Exercise data ->
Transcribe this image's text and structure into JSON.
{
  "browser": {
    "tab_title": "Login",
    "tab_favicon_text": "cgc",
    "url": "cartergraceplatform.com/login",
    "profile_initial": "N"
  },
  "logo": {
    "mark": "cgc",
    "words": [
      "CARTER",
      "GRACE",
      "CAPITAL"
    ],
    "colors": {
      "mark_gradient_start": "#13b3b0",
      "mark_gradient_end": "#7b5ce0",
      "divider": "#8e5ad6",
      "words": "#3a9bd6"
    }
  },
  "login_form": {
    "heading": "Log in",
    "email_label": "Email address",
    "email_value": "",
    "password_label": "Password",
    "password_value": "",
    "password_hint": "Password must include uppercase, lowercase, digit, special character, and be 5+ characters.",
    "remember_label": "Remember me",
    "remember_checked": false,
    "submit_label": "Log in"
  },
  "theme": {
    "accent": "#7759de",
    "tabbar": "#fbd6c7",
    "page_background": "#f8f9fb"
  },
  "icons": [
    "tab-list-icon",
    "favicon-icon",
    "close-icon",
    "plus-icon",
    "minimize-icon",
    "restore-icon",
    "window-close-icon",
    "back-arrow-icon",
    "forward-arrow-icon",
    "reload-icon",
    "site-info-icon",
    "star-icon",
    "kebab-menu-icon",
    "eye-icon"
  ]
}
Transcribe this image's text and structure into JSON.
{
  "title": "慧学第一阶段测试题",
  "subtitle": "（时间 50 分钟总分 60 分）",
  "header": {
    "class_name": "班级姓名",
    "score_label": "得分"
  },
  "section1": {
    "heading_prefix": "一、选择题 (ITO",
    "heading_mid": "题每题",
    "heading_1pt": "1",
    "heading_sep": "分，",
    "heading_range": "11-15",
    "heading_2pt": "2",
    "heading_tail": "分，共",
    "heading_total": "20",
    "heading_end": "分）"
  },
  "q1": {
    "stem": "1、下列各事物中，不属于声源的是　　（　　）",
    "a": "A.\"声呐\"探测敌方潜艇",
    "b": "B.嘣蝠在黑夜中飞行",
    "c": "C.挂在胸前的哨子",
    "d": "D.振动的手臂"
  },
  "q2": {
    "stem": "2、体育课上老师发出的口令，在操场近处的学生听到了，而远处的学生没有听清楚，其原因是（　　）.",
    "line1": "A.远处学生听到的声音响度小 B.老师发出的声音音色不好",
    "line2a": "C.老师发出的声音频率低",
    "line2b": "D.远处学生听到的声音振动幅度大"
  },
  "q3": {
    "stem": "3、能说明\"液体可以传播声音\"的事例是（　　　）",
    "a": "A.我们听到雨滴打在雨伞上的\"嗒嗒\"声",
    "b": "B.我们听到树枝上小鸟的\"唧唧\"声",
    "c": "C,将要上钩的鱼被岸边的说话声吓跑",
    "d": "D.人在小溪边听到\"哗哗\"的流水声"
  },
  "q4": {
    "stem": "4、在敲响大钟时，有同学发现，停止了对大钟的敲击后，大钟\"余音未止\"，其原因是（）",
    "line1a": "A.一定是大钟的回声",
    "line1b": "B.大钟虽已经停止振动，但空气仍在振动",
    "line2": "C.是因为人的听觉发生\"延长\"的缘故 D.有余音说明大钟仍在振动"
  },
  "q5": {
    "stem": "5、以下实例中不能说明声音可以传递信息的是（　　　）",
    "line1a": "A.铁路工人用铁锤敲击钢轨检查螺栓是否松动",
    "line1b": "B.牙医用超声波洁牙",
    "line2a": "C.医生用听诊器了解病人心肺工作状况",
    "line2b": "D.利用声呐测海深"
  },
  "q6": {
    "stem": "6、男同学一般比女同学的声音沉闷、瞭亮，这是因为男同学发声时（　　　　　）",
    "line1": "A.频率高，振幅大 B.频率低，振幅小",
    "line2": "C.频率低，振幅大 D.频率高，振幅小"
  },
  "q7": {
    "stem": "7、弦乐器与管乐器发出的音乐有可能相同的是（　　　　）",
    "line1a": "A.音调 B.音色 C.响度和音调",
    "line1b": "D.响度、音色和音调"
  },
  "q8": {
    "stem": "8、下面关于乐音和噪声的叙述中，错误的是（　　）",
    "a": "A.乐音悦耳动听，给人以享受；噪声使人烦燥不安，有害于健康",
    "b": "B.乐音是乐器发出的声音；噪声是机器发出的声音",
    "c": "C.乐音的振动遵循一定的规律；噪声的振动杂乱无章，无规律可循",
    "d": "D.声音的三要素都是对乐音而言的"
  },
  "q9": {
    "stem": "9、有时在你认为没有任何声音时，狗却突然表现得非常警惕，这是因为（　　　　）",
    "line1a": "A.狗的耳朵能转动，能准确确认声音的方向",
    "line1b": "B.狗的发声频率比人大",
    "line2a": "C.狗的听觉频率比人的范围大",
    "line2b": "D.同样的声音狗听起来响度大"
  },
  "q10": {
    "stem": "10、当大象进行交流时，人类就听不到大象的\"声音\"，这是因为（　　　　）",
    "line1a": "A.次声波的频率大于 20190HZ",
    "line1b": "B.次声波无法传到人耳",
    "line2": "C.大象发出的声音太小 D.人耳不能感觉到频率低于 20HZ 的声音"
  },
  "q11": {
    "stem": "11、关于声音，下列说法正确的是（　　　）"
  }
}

The problem -> Write the material out again in its entirety, exactly as shown.

Solved problem ->
Transcribe this image's text and structure into JSON.
{
  "browser": {
    "tab_title": "Login",
    "tab_favicon_text": "cgc",
    "url": "cartergraceplatform.com/login",
    "profile_initial": "N"
  },
  "logo": {
    "mark": "cgc",
    "words": [
      "CARTER",
      "GRACE",
      "CAPITAL"
    ],
    "colors": {
      "mark_gradient_start": "#13b3b0",
      "mark_gradient_end": "#7b5ce0",
      "divider": "#8e5ad6",
      "words": "#3a9bd6"
    }
  },
  "login_form": {
    "heading": "Log in",
    "email_label": "Email address",
    "email_value": "",
    "password_label": "Password",
    "password_value": "",
    "password_hint": "Password must include uppercase, lowercase, digit, special character, and be 5+ characters.",
    "remember_label": "Remember me",
    "remember_checked": false,
    "submit_label": "Log in"
  },
  "theme": {
    "accent": "#7759de",
    "tabbar": "#fbd6c7",
    "page_background": "#f8f9fb"
  },
  "icons": [
    "tab-list-icon",
    "favicon-icon",
    "close-icon",
    "plus-icon",
    "minimize-icon",
    "restore-icon",
    "window-close-icon",
    "back-arrow-icon",
    "forward-arrow-icon",
    "reload-icon",
    "site-info-icon",
    "star-icon",
    "kebab-menu-icon",
    "eye-icon"
  ]
}
Transcribe this image's text and structure into JSON.
{
  "title": "慧学第一阶段测试题",
  "subtitle": "（时间 50 分钟总分 60 分）",
  "header": {
    "class_name": "班级姓名",
    "score_label": "得分"
  },
  "section1": {
    "heading_prefix": "一、选择题 (ITO",
    "heading_mid": "题每题",
    "heading_1pt": "1",
    "heading_sep": "分，",
    "heading_range": "11-15",
    "heading_2pt": "2",
    "heading_tail": "分，共",
    "heading_total": "20",
    "heading_end": "分）"
  },
  "q1": {
    "stem": "1、下列各事物中，不属于声源的是　　（　　）",
    "a": "A.\"声呐\"探测敌方潜艇",
    "b": "B.嘣蝠在黑夜中飞行",
    "c": "C.挂在胸前的哨子",
    "d": "D.振动的手臂"
  },
  "q2": {
    "stem": "2、体育课上老师发出的口令，在操场近处的学生听到了，而远处的学生没有听清楚，其原因是（　　）.",
    "line1": "A.远处学生听到的声音响度小 B.老师发出的声音音色不好",
    "line2a": "C.老师发出的声音频率低",
    "line2b": "D.远处学生听到的声音振动幅度大"
  },
  "q3": {
    "stem": "3、能说明\"液体可以传播声音\"的事例是（　　　）",
    "a": "A.我们听到雨滴打在雨伞上的\"嗒嗒\"声",
    "b": "B.我们听到树枝上小鸟的\"唧唧\"声",
    "c": "C,将要上钩的鱼被岸边的说话声吓跑",
    "d": "D.人在小溪边听到\"哗哗\"的流水声"
  },
  "q4": {
    "stem": "4、在敲响大钟时，有同学发现，停止了对大钟的敲击后，大钟\"余音未止\"，其原因是（）",
    "line1a": "A.一定是大钟的回声",
    "line1b": "B.大钟虽已经停止振动，但空气仍在振动",
    "line2": "C.是因为人的听觉发生\"延长\"的缘故 D.有余音说明大钟仍在振动"
  },
  "q5": {
    "stem": "5、以下实例中不能说明声音可以传递信息的是（　　　）",
    "line1a": "A.铁路工人用铁锤敲击钢轨检查螺栓是否松动",
    "line1b": "B.牙医用超声波洁牙",
    "line2a": "C.医生用听诊器了解病人心肺工作状况",
    "line2b": "D.利用声呐测海深"
  },
  "q6": {
    "stem": "6、男同学一般比女同学的声音沉闷、瞭亮，这是因为男同学发声时（　　　　　）",
    "line1": "A.频率高，振幅大 B.频率低，振幅小",
    "line2": "C.频率低，振幅大 D.频率高，振幅小"
  },
  "q7": {
    "stem": "7、弦乐器与管乐器发出的音乐有可能相同的是（　　　　）",
    "line1a": "A.音调 B.音色 C.响度和音调",
    "line1b": "D.响度、音色和音调"
  },
  "q8": {
    "stem": "8、下面关于乐音和噪声的叙述中，错误的是（　　）",
    "a": "A.乐音悦耳动听，给人以享受；噪声使人烦燥不安，有害于健康",
    "b": "B.乐音是乐器发出的声音；噪声是机器发出的声音",
    "c": "C.乐音的振动遵循一定的规律；噪声的振动杂乱无章，无规律可循",
    "d": "D.声音的三要素都是对乐音而言的"
  },
  "q9": {
    "stem": "9、有时在你认为没有任何声音时，狗却突然表现得非常警惕，这是因为（　　　　）",
    "line1a": "A.狗的耳朵能转动，能准确确认声音的方向",
    "line1b": "B.狗的发声频率比人大",
    "line2a": "C.狗的听觉频率比人的范围大",
    "line2b": "D.同样的声音狗听起来响度大"
  },
  "q10": {
    "stem": "10、当大象进行交流时，人类就听不到大象的\"声音\"，这是因为（　　　　）",
    "line1a": "A.次声波的频率大于 20190HZ",
    "line1b": "B.次声波无法传到人耳",
    "line2": "C.大象发出的声音太小 D.人耳不能感觉到频率低于 20HZ 的声音"
  },
  "q11": {
    "stem": "11、关于声音，下列说法正确的是（　　　）"
  }
}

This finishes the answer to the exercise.